* **Given task**: Return the entries verbatim and drop every picture.

* **Data rows**:
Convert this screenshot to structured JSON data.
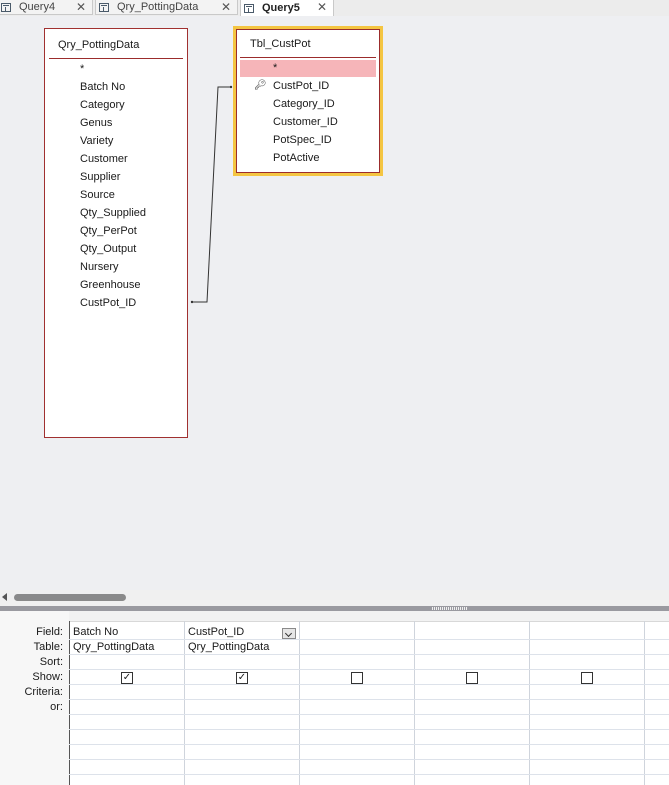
{
  "tabs": [
    {
      "label": "Query4",
      "close": "✕"
    },
    {
      "label": "Qry_PottingData",
      "close": "✕"
    },
    {
      "label": "Query5",
      "close": "✕"
    }
  ],
  "tables": [
    {
      "title": "Qry_PottingData",
      "fields": [
        "*",
        "Batch No",
        "Category",
        "Genus",
        "Variety",
        "Customer",
        "Supplier",
        "Source",
        "Qty_Supplied",
        "Qty_PerPot",
        "Qty_Output",
        "Nursery",
        "Greenhouse",
        "CustPot_ID"
      ]
    },
    {
      "title": "Tbl_CustPot",
      "fields": [
        "*",
        "CustPot_ID",
        "Category_ID",
        "Customer_ID",
        "PotSpec_ID",
        "PotActive"
      ]
    }
  ],
  "grid": {
    "row_labels": [
      "Field:",
      "Table:",
      "Sort:",
      "Show:",
      "Criteria:",
      "or:"
    ],
    "columns": [
      {
        "field": "Batch No",
        "table": "Qry_PottingData",
        "show": true
      },
      {
        "field": "CustPot_ID",
        "table": "Qry_PottingData",
        "show": true
      },
      {
        "field": "",
        "table": "",
        "show": false
      },
      {
        "field": "",
        "table": "",
        "show": false
      },
      {
        "field": "",
        "table": "",
        "show": false
      }
    ]
  }
}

* **Complete answer**:
Convert this screenshot to structured JSON data.
{
  "tabs": [
    {
      "label": "Query4",
      "close": "✕"
    },
    {
      "label": "Qry_PottingData",
      "close": "✕"
    },
    {
      "label": "Query5",
      "close": "✕"
    }
  ],
  "tables": [
    {
      "title": "Qry_PottingData",
      "fields": [
        "*",
        "Batch No",
        "Category",
        "Genus",
        "Variety",
        "Customer",
        "Supplier",
        "Source",
        "Qty_Supplied",
        "Qty_PerPot",
        "Qty_Output",
        "Nursery",
        "Greenhouse",
        "CustPot_ID"
      ]
    },
    {
      "title": "Tbl_CustPot",
      "fields": [
        "*",
        "CustPot_ID",
        "Category_ID",
        "Customer_ID",
        "PotSpec_ID",
        "PotActive"
      ]
    }
  ],
  "grid": {
    "row_labels": [
      "Field:",
      "Table:",
      "Sort:",
      "Show:",
      "Criteria:",
      "or:"
    ],
    "columns": [
      {
        "field": "Batch No",
        "table": "Qry_PottingData",
        "show": true
      },
      {
        "field": "CustPot_ID",
        "table": "Qry_PottingData",
        "show": true
      },
      {
        "field": "",
        "table": "",
        "show": false
      },
      {
        "field": "",
        "table": "",
        "show": false
      },
      {
        "field": "",
        "table": "",
        "show": false
      }
    ]
  }
}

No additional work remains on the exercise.